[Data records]
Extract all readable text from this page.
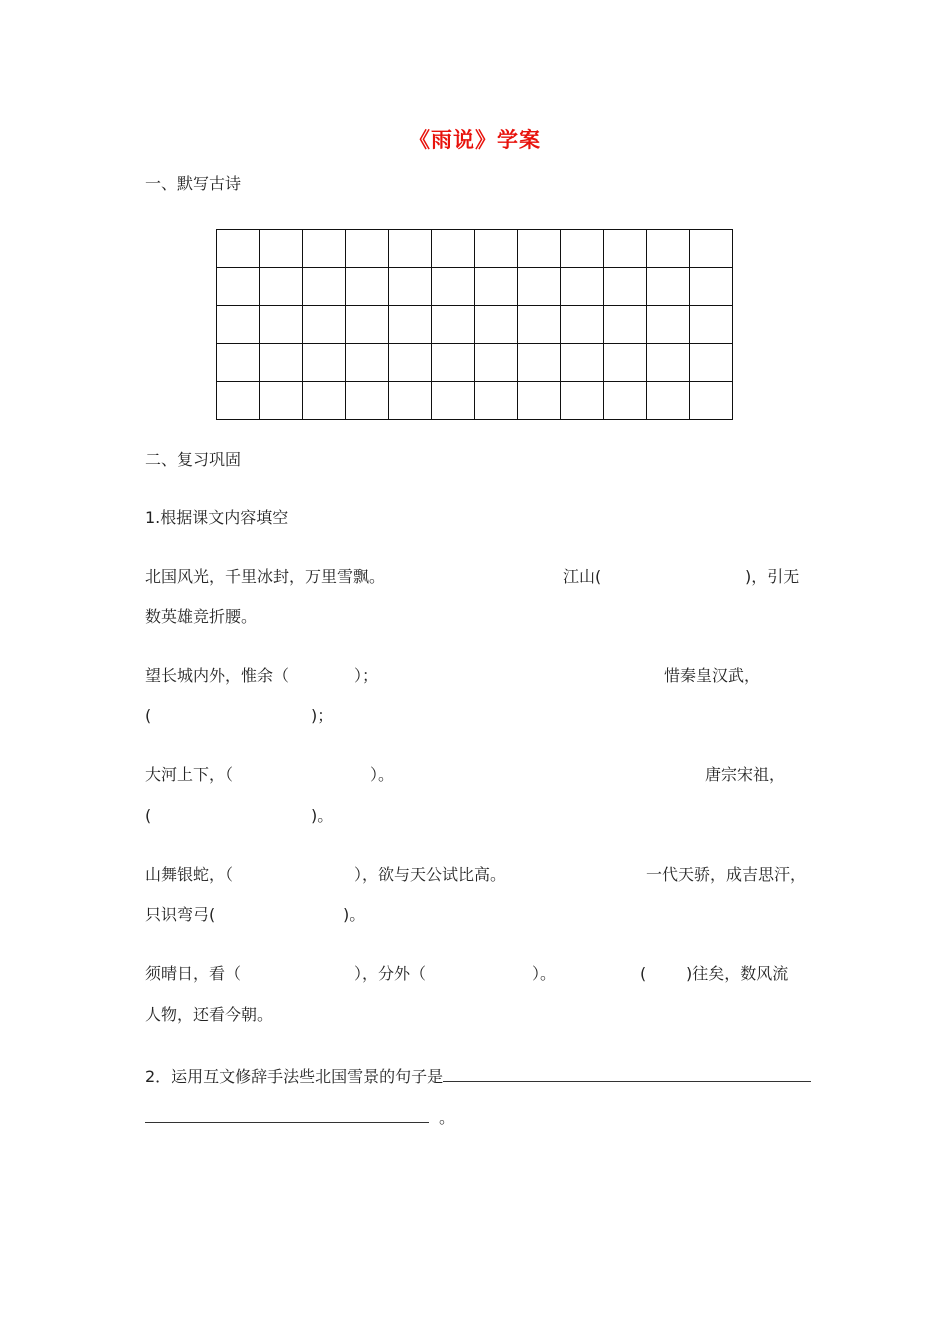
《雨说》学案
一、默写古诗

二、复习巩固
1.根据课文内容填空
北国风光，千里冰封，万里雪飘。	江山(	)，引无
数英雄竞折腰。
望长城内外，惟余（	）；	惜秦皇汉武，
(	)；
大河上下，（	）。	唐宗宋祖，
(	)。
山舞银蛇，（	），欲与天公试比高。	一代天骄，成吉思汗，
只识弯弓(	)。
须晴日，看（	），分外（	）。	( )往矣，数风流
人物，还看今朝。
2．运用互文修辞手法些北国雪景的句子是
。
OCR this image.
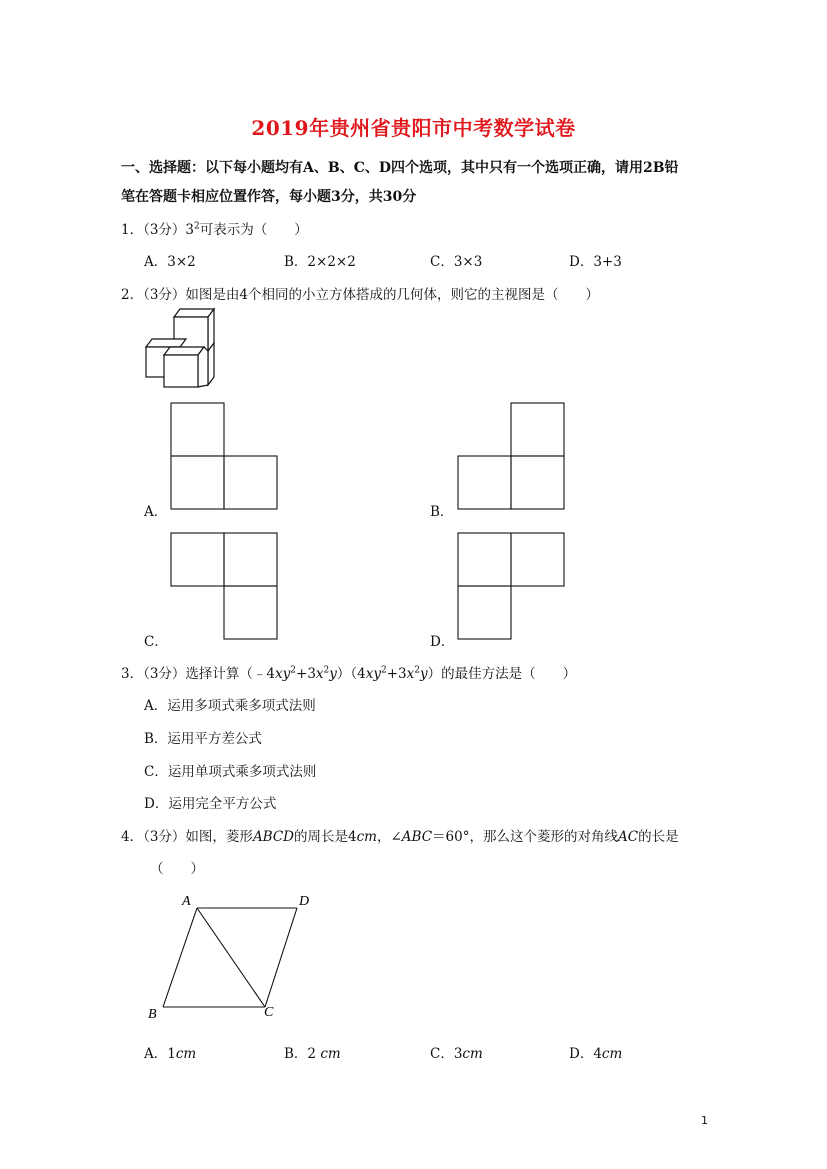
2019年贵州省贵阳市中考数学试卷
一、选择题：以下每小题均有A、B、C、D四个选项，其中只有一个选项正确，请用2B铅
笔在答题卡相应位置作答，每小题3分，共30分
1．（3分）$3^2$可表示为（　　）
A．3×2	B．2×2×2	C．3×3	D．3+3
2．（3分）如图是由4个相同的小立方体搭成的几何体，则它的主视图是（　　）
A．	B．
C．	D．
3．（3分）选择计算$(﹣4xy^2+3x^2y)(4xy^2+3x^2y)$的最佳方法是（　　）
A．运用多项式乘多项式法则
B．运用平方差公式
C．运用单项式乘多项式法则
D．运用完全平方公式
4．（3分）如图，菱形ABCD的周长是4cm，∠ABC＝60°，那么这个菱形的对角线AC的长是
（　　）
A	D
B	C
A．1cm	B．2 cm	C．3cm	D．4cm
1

What is expected: Make a verbatim copy of all the entries and strip out the pictures.

Solution to the problem:
Extract all readable text from this page.
《雨说》学案
一、默写古诗

二、复习巩固
1.根据课文内容填空
北国风光，千里冰封，万里雪飘。	江山(	)，引无
数英雄竞折腰。
望长城内外，惟余（	）；	惜秦皇汉武，
(	)；
大河上下，（	）。	唐宗宋祖，
(	)。
山舞银蛇，（	），欲与天公试比高。	一代天骄，成吉思汗，
只识弯弓(	)。
须晴日，看（	），分外（	）。	( )往矣，数风流
人物，还看今朝。
2．运用互文修辞手法些北国雪景的句子是
。
OCR this image.
2019年贵州省贵阳市中考数学试卷
一、选择题：以下每小题均有A、B、C、D四个选项，其中只有一个选项正确，请用2B铅
笔在答题卡相应位置作答，每小题3分，共30分
1．（3分）$3^2$可表示为（　　）
A．3×2	B．2×2×2	C．3×3	D．3+3
2．（3分）如图是由4个相同的小立方体搭成的几何体，则它的主视图是（　　）
A．	B．
C．	D．
3．（3分）选择计算$(﹣4xy^2+3x^2y)(4xy^2+3x^2y)$的最佳方法是（　　）
A．运用多项式乘多项式法则
B．运用平方差公式
C．运用单项式乘多项式法则
D．运用完全平方公式
4．（3分）如图，菱形ABCD的周长是4cm，∠ABC＝60°，那么这个菱形的对角线AC的长是
（　　）
A	D
B	C
A．1cm	B．2 cm	C．3cm	D．4cm
1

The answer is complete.